WRITTEN INSTRUCTION ::
Convert the items from the line containing "update-gate-box: Update zt" up to and including the line containing "candidate-title: Candidate: [1191, 381, 1324, 408]" into a JSON list of strings, one string per line, leaving out blank lines.

RECORDS SHOWN ::
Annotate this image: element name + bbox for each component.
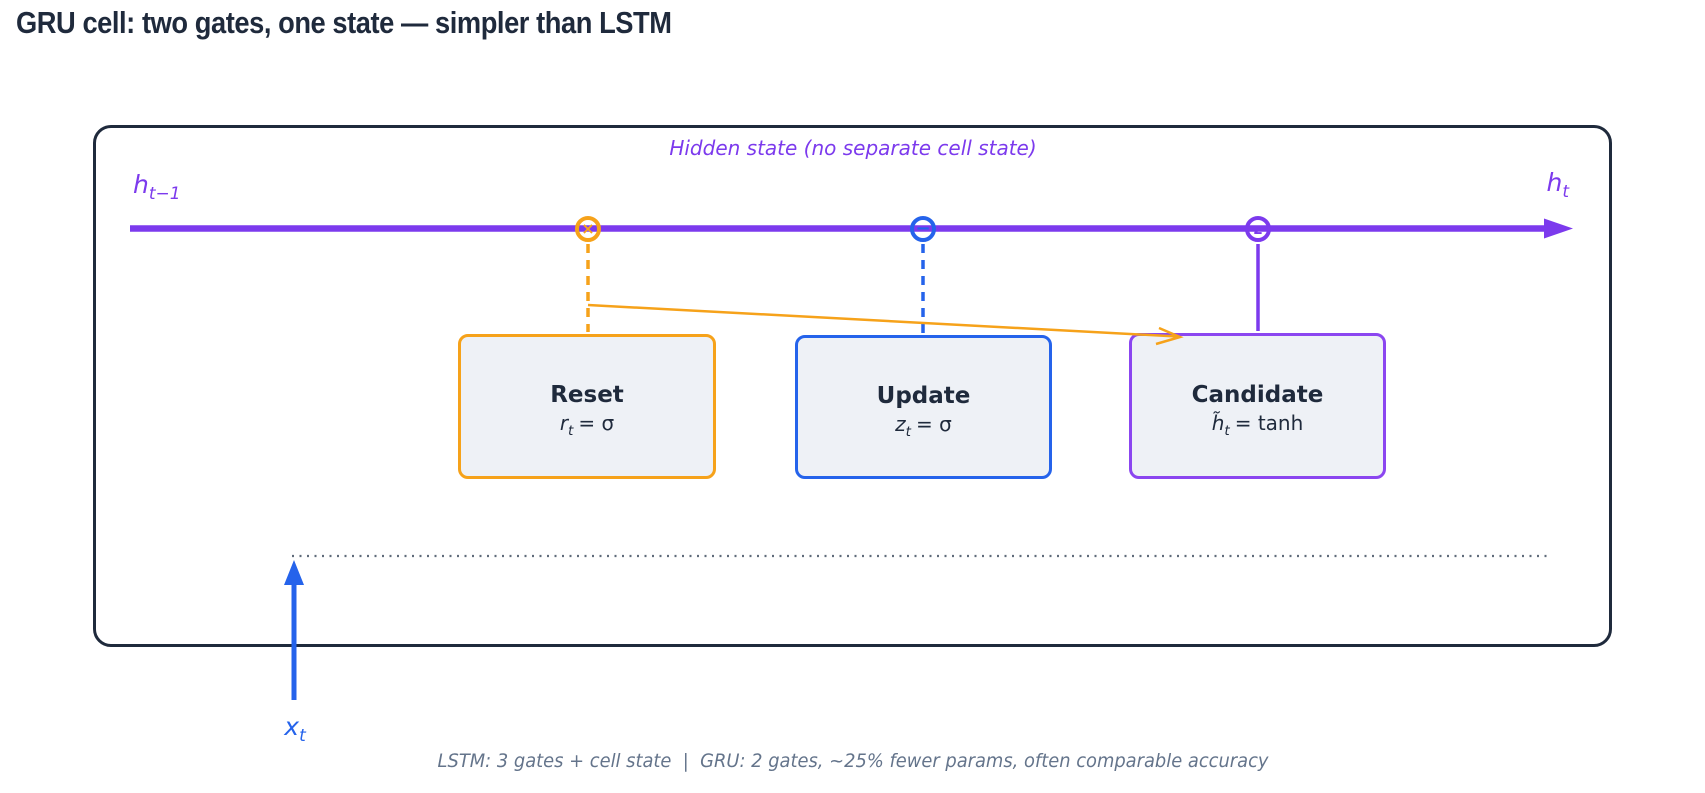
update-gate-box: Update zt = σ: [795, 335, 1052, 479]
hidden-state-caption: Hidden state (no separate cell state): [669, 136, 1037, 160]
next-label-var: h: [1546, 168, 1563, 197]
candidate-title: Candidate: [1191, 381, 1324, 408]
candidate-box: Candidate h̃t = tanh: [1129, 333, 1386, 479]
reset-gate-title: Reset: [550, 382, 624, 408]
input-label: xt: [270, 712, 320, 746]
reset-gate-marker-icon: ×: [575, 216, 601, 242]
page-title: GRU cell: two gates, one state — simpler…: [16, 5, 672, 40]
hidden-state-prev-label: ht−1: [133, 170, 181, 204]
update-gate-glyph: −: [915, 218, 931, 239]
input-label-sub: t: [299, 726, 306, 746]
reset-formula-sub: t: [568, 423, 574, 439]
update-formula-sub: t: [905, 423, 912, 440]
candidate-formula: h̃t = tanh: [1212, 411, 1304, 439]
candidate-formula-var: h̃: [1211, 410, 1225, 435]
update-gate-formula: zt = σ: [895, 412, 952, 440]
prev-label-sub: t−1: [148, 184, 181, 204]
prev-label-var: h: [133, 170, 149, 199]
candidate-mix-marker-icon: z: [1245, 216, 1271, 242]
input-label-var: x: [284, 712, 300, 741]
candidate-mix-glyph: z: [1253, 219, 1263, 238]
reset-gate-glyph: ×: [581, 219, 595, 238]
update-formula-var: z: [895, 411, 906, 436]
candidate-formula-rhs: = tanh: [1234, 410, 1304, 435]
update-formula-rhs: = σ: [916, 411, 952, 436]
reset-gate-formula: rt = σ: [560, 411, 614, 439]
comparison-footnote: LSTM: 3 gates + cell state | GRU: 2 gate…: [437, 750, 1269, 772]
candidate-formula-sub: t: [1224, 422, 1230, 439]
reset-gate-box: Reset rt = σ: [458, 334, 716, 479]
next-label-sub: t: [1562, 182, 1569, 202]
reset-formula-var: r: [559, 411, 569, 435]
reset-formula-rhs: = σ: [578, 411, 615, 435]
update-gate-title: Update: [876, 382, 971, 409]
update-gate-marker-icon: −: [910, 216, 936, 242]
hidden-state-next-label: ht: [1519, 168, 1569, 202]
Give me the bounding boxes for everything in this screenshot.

EXPECTED ANSWER ::
[
  "update-gate-box: Update zt = σ: [795, 335, 1052, 479]",
  "hidden-state-caption: Hidden state (no separate cell state): [669, 136, 1037, 160]",
  "next-label-var: h: [1546, 168, 1563, 197]",
  "candidate-title: Candidate: [1191, 381, 1324, 408]"
]